▶ [DIRECTIONS FOR THIS TASK] Transcribe the records exactly. Pictures do not belong in the transcription.

----- DATA LISTING

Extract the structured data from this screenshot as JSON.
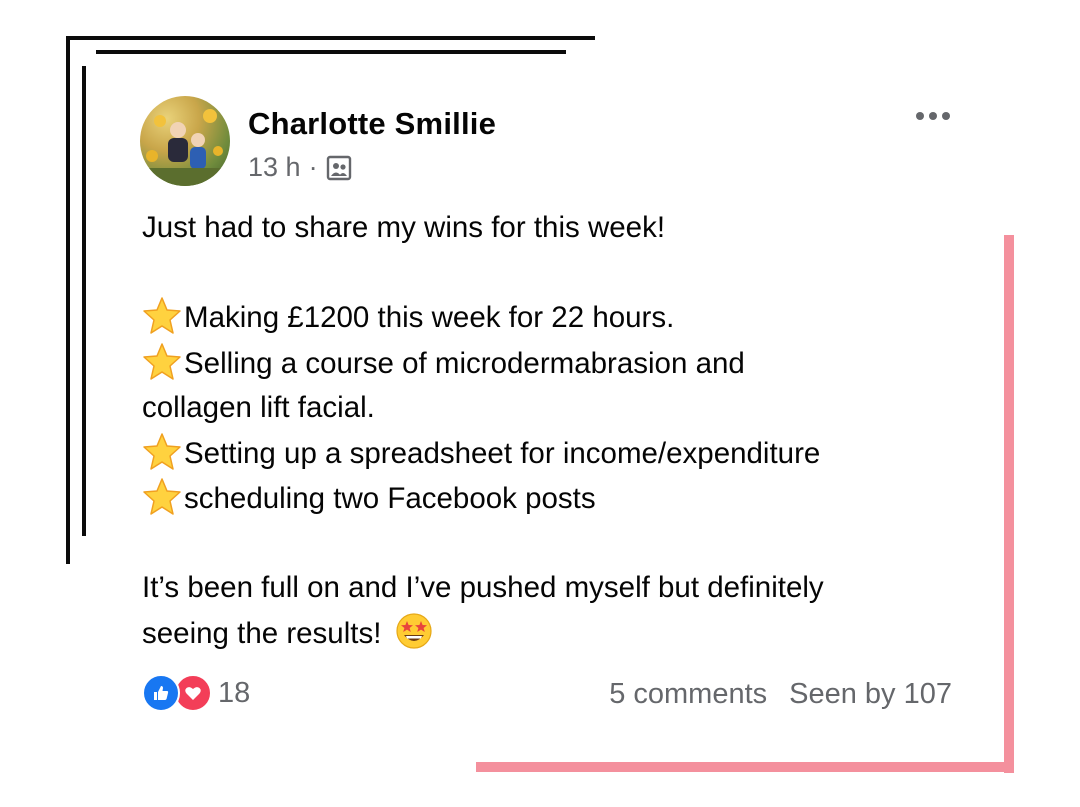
{
  "post": {
    "author": "Charlotte Smillie",
    "time": "13 h",
    "separator": "·",
    "audience_icon": "group-icon",
    "more_icon": "more-options-icon",
    "lines": {
      "intro": "Just had to share my wins for this week!",
      "win1": "Making £1200 this week for 22 hours.",
      "win2a": "Selling a course of microdermabrasion and",
      "win2b": "collagen lift facial.",
      "win3": "Setting up a spreadsheet for income/expenditure",
      "win4": "scheduling two Facebook posts",
      "outro1": "It’s been full on and I’ve pushed myself but definitely",
      "outro2": "seeing the results!"
    },
    "bullet_icon": "star-emoji",
    "outro_emoji": "star-struck-emoji"
  },
  "footer": {
    "reaction_icons": [
      "like-icon",
      "love-icon"
    ],
    "reaction_count": "18",
    "comments": "5 comments",
    "seen": "Seen by 107"
  },
  "colors": {
    "text": "#050505",
    "secondary": "#65676b",
    "like": "#1877f2",
    "love": "#f33e58",
    "frame": "#0b0b0b",
    "accent_pink": "#f4909d"
  }
}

----------

▶ [REPLY TO THE TASK]
Extract the structured data from this screenshot as JSON.
{
  "post": {
    "author": "Charlotte Smillie",
    "time": "13 h",
    "separator": "·",
    "audience_icon": "group-icon",
    "more_icon": "more-options-icon",
    "lines": {
      "intro": "Just had to share my wins for this week!",
      "win1": "Making £1200 this week for 22 hours.",
      "win2a": "Selling a course of microdermabrasion and",
      "win2b": "collagen lift facial.",
      "win3": "Setting up a spreadsheet for income/expenditure",
      "win4": "scheduling two Facebook posts",
      "outro1": "It’s been full on and I’ve pushed myself but definitely",
      "outro2": "seeing the results!"
    },
    "bullet_icon": "star-emoji",
    "outro_emoji": "star-struck-emoji"
  },
  "footer": {
    "reaction_icons": [
      "like-icon",
      "love-icon"
    ],
    "reaction_count": "18",
    "comments": "5 comments",
    "seen": "Seen by 107"
  },
  "colors": {
    "text": "#050505",
    "secondary": "#65676b",
    "like": "#1877f2",
    "love": "#f33e58",
    "frame": "#0b0b0b",
    "accent_pink": "#f4909d"
  }
}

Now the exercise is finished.